> _Exercise requirements_
Retype the stretch from the line containing "Patent image size: (957, 333)." through the line containing "The coated abrasive", copying each line with no changes.

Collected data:

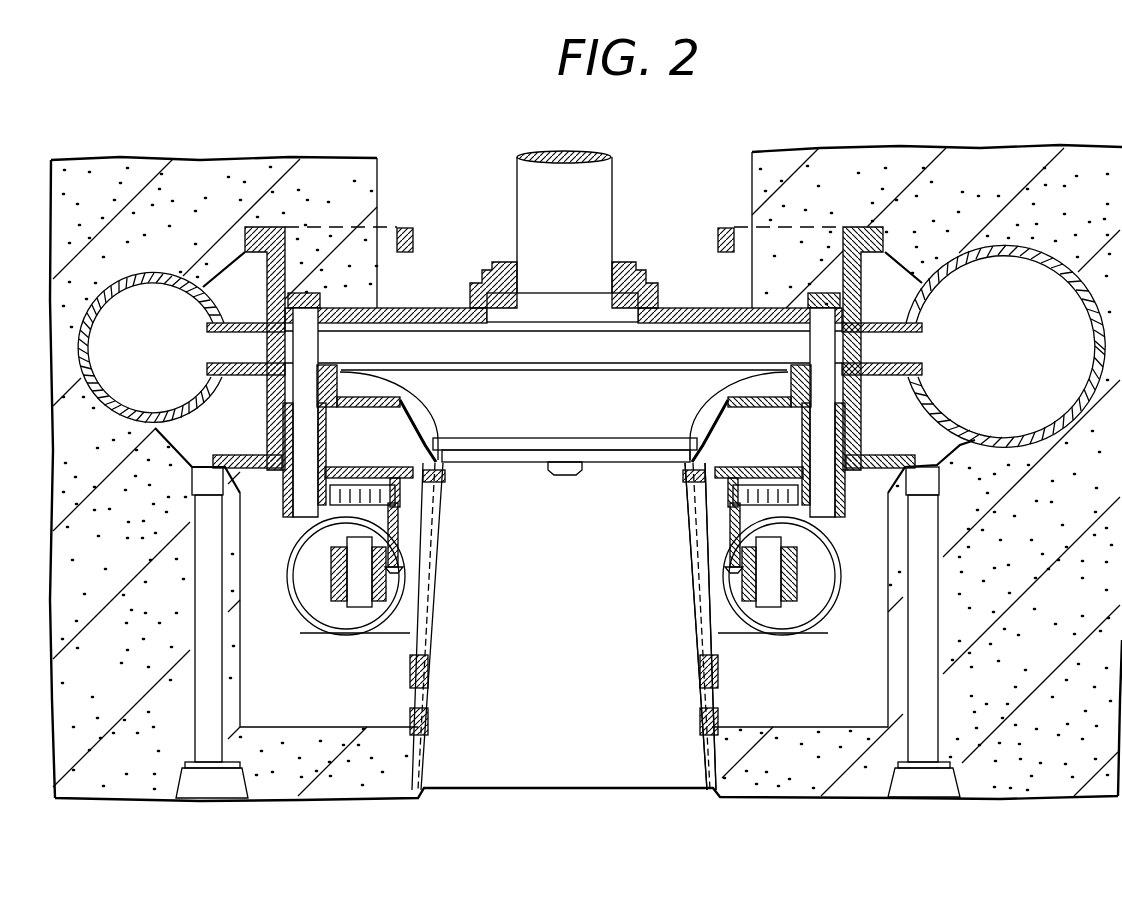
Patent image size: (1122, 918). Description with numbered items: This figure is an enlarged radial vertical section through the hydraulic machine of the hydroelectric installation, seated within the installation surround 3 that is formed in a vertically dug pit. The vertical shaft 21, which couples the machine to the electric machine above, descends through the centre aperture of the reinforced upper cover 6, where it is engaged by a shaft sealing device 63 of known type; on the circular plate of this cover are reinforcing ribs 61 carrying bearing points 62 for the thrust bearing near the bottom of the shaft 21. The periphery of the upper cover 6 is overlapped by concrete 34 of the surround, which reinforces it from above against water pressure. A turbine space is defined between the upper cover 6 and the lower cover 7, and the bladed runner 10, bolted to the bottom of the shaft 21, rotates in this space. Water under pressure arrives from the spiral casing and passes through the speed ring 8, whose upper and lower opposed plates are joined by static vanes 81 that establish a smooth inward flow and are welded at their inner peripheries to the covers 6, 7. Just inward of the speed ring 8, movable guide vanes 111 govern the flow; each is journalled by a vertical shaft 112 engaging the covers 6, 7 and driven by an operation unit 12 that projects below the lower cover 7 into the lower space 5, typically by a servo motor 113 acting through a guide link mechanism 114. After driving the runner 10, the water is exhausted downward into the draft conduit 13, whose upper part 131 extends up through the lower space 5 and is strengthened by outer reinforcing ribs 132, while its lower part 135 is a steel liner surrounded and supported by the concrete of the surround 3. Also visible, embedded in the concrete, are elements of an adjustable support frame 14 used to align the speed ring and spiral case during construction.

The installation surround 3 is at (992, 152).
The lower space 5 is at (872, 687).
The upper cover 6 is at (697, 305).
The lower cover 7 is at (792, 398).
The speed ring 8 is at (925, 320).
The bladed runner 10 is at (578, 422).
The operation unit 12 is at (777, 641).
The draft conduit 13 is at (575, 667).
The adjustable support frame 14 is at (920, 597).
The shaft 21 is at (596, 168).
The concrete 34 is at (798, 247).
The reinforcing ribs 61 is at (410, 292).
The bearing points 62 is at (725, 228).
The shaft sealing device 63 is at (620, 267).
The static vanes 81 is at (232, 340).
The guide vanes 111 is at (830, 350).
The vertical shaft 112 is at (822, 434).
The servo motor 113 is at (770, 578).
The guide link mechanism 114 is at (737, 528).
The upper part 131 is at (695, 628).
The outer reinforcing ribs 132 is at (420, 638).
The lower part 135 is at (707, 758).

==

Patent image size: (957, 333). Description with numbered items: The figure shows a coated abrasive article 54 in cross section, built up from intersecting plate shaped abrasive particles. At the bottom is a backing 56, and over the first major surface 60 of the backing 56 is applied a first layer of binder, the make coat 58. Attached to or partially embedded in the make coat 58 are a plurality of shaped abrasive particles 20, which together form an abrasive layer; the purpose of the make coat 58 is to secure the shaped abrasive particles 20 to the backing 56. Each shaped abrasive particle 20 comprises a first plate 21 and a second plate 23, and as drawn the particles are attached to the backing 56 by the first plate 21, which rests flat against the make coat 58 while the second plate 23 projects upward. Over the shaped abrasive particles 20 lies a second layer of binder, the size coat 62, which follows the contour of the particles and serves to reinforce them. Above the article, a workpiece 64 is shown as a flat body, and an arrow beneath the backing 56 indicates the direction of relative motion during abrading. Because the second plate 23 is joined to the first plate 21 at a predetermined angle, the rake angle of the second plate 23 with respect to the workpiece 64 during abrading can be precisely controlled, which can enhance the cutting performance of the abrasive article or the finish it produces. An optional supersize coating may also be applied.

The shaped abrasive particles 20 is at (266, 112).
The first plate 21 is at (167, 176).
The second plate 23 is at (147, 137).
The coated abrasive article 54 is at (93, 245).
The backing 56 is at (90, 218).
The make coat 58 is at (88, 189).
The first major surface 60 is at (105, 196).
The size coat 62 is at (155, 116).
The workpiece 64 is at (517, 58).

--

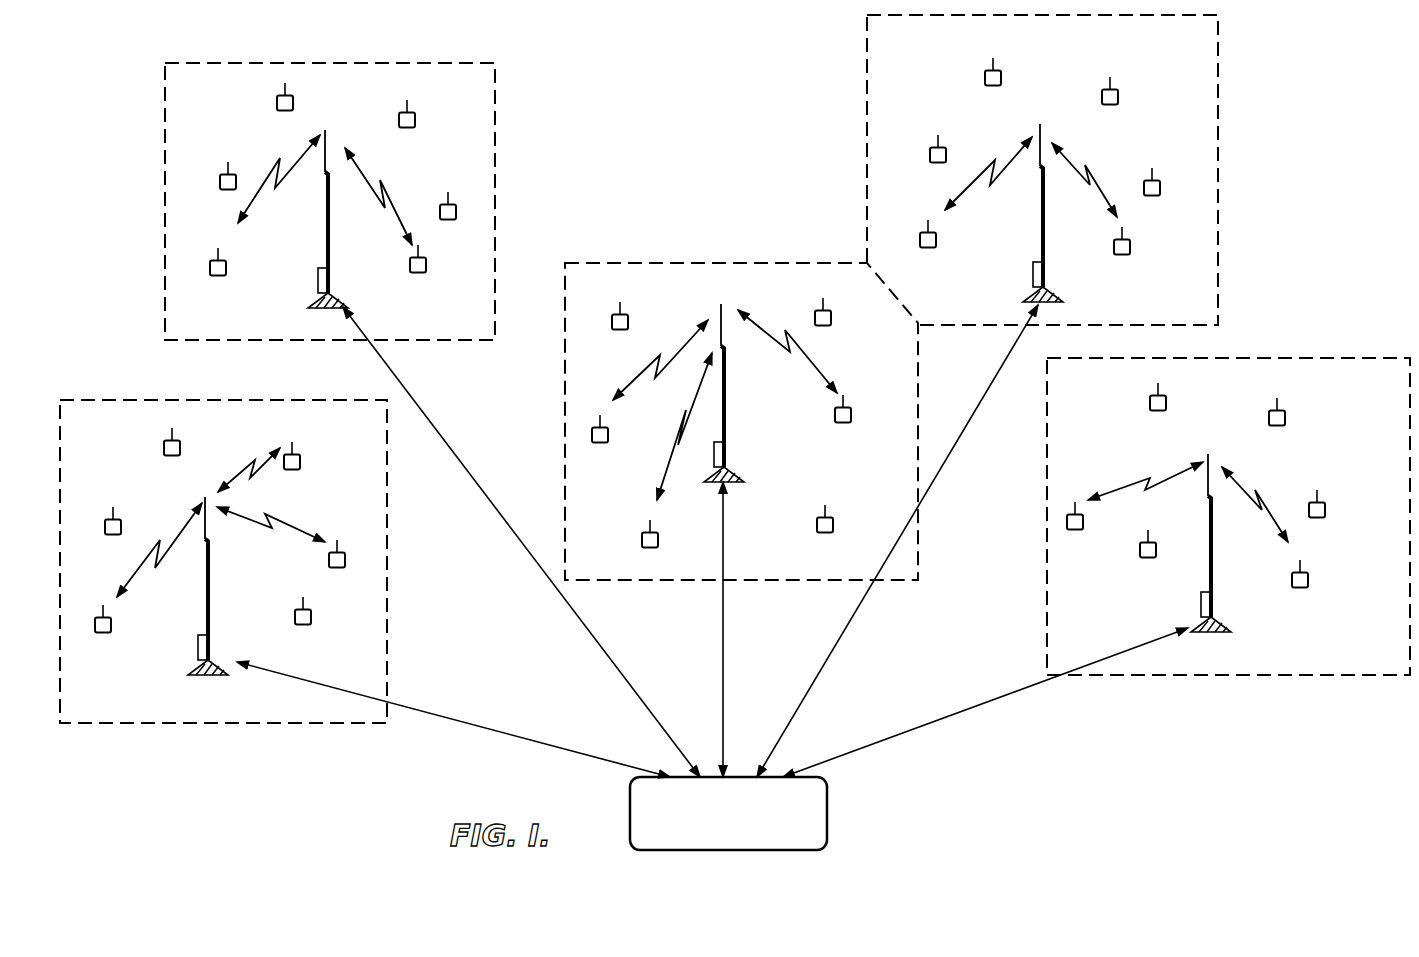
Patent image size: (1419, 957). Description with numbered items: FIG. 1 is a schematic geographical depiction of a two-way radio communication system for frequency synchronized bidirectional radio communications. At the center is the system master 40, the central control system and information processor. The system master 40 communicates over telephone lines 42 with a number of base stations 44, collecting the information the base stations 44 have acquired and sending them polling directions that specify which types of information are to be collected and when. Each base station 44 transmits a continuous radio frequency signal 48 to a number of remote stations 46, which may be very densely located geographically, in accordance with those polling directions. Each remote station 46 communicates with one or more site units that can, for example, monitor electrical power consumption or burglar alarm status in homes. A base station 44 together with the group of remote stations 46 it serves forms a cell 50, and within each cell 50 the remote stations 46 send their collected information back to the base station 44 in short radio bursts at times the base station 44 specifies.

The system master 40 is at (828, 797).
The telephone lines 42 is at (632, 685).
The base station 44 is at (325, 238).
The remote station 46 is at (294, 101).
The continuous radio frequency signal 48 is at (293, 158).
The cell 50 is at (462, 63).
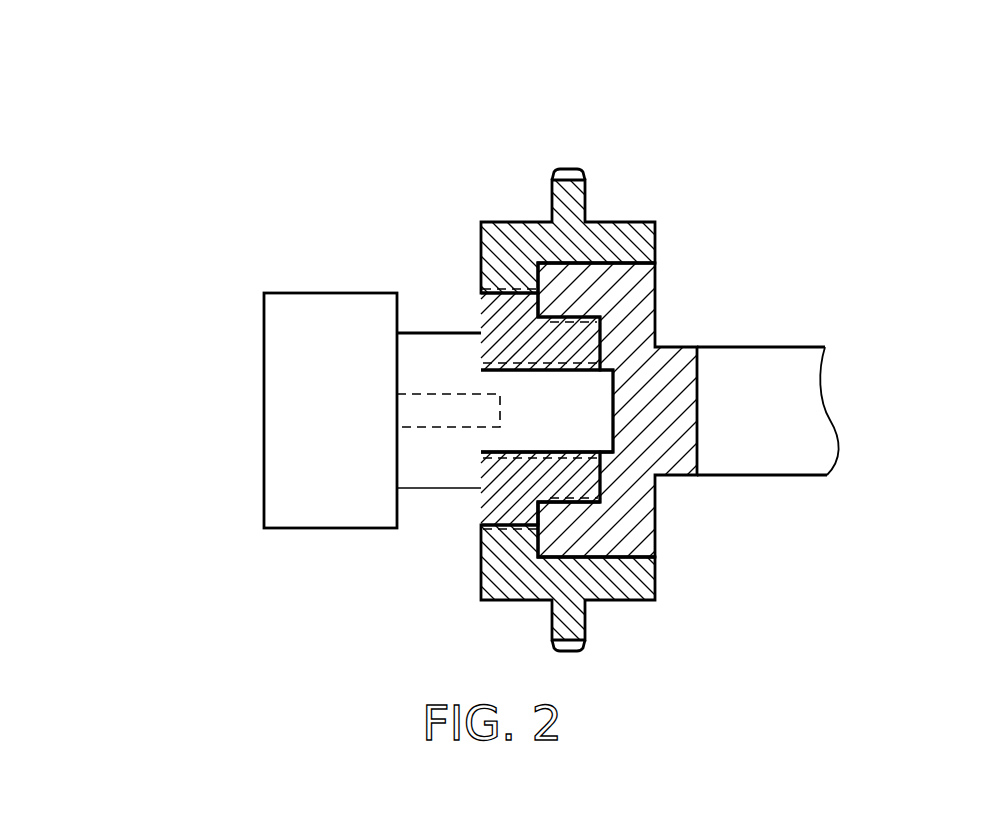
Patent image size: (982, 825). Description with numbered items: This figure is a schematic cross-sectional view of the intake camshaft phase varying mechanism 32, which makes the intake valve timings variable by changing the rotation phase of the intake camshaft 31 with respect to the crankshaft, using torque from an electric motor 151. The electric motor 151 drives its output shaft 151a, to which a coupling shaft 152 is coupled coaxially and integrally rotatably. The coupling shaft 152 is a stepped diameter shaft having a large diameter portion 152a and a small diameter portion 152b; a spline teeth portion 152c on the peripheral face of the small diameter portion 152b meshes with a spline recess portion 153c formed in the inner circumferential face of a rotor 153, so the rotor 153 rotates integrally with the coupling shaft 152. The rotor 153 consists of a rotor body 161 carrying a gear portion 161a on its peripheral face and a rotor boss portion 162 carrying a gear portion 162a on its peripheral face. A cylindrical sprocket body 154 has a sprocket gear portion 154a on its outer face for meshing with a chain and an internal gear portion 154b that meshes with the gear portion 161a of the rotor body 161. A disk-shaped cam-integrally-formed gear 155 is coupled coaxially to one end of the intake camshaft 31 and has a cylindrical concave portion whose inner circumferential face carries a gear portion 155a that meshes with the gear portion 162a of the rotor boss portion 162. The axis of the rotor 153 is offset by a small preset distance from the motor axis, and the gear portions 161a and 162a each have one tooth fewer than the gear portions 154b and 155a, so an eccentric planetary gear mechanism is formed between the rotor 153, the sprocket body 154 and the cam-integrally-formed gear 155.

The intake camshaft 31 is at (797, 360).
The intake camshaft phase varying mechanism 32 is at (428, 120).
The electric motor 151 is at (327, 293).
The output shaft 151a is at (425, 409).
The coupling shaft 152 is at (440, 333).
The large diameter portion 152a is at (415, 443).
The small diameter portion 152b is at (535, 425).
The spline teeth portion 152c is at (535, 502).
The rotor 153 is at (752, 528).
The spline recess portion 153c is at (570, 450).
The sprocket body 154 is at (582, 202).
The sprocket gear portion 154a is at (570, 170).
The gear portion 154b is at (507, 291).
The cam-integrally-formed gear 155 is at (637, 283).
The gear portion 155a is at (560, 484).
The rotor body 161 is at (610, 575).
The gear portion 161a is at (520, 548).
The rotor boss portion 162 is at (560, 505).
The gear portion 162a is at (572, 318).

> _Expected output_
Patent image size: (957, 333). Description with numbered items: The figure shows a coated abrasive article 54 in cross section, built up from intersecting plate shaped abrasive particles. At the bottom is a backing 56, and over the first major surface 60 of the backing 56 is applied a first layer of binder, the make coat 58. Attached to or partially embedded in the make coat 58 are a plurality of shaped abrasive particles 20, which together form an abrasive layer; the purpose of the make coat 58 is to secure the shaped abrasive particles 20 to the backing 56. Each shaped abrasive particle 20 comprises a first plate 21 and a second plate 23, and as drawn the particles are attached to the backing 56 by the first plate 21, which rests flat against the make coat 58 while the second plate 23 projects upward. Over the shaped abrasive particles 20 lies a second layer of binder, the size coat 62, which follows the contour of the particles and serves to reinforce them. Above the article, a workpiece 64 is shown as a flat body, and an arrow beneath the backing 56 indicates the direction of relative motion during abrading. Because the second plate 23 is joined to the first plate 21 at a predetermined angle, the rake angle of the second plate 23 with respect to the workpiece 64 during abrading can be precisely controlled, which can enhance the cutting performance of the abrasive article or the finish it produces. An optional supersize coating may also be applied.

The shaped abrasive particles 20 is at (266, 112).
The first plate 21 is at (167, 176).
The second plate 23 is at (147, 137).
The coated abrasive article 54 is at (93, 245).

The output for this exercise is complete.